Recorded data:
○ ○ ○ ○
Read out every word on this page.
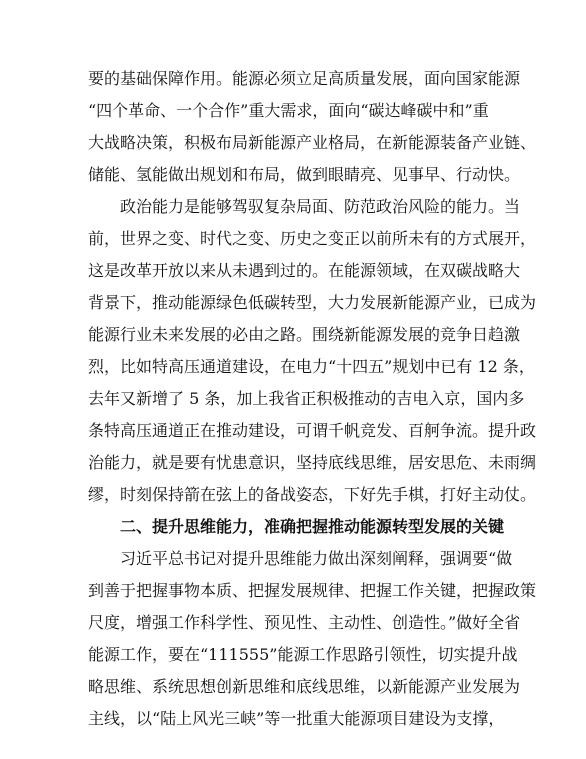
要的基础保障作用。能源必须立足高质量发展，面向国家能源
“四个革命、一个合作”重大需求，面向“碳达峰碳中和”重
大战略决策，积极布局新能源产业格局，在新能源装备产业链、
储能、氢能做出规划和布局，做到眼睛亮、见事早、行动快。
政治能力是能够驾驭复杂局面、防范政治风险的能力。当
前，世界之变、时代之变、历史之变正以前所未有的方式展开，
这是改革开放以来从未遇到过的。在能源领域，在双碳战略大
背景下，推动能源绿色低碳转型，大力发展新能源产业，已成为
能源行业未来发展的必由之路。围绕新能源发展的竞争日趋激
烈，比如特高压通道建设，在电力“十四五”规划中已有 12 条，
去年又新增了 5 条，加上我省正积极推动的吉电入京，国内多
条特高压通道正在推动建设，可谓千帆竞发、百舸争流。提升政
治能力，就是要有忧患意识，坚持底线思维，居安思危、未雨绸
缪，时刻保持箭在弦上的备战姿态，下好先手棋，打好主动仗。
二、提升思维能力，准确把握推动能源转型发展的关键
习近平总书记对提升思维能力做出深刻阐释，强调要“做
到善于把握事物本质、把握发展规律、把握工作关键，把握政策
尺度，增强工作科学性、预见性、主动性、创造性。”做好全省
能源工作，要在“111555”能源工作思路引领性，切实提升战
略思维、系统思想创新思维和底线思维，以新能源产业发展为
主线，以“陆上风光三峡”等一批重大能源项目建设为支撑，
○ ○ ○ ○
EXERCISE INSTRUCTIONS: Transcribe the full listing character for character. Pictures are excluded.

WORKED SOLUTION:
Read out every word on this page.
要的基础保障作用。能源必须立足高质量发展，面向国家能源
“四个革命、一个合作”重大需求，面向“碳达峰碳中和”重
大战略决策，积极布局新能源产业格局，在新能源装备产业链、
储能、氢能做出规划和布局，做到眼睛亮、见事早、行动快。
政治能力是能够驾驭复杂局面、防范政治风险的能力。当
前，世界之变、时代之变、历史之变正以前所未有的方式展开，
这是改革开放以来从未遇到过的。在能源领域，在双碳战略大
背景下，推动能源绿色低碳转型，大力发展新能源产业，已成为
能源行业未来发展的必由之路。围绕新能源发展的竞争日趋激
烈，比如特高压通道建设，在电力“十四五”规划中已有 12 条，
去年又新增了 5 条，加上我省正积极推动的吉电入京，国内多
条特高压通道正在推动建设，可谓千帆竞发、百舸争流。提升政
治能力，就是要有忧患意识，坚持底线思维，居安思危、未雨绸
缪，时刻保持箭在弦上的备战姿态，下好先手棋，打好主动仗。
二、提升思维能力，准确把握推动能源转型发展的关键
习近平总书记对提升思维能力做出深刻阐释，强调要“做
到善于把握事物本质、把握发展规律、把握工作关键，把握政策
尺度，增强工作科学性、预见性、主动性、创造性。”做好全省
能源工作，要在“111555”能源工作思路引领性，切实提升战
略思维、系统思想创新思维和底线思维，以新能源产业发展为
主线，以“陆上风光三峡”等一批重大能源项目建设为支撑，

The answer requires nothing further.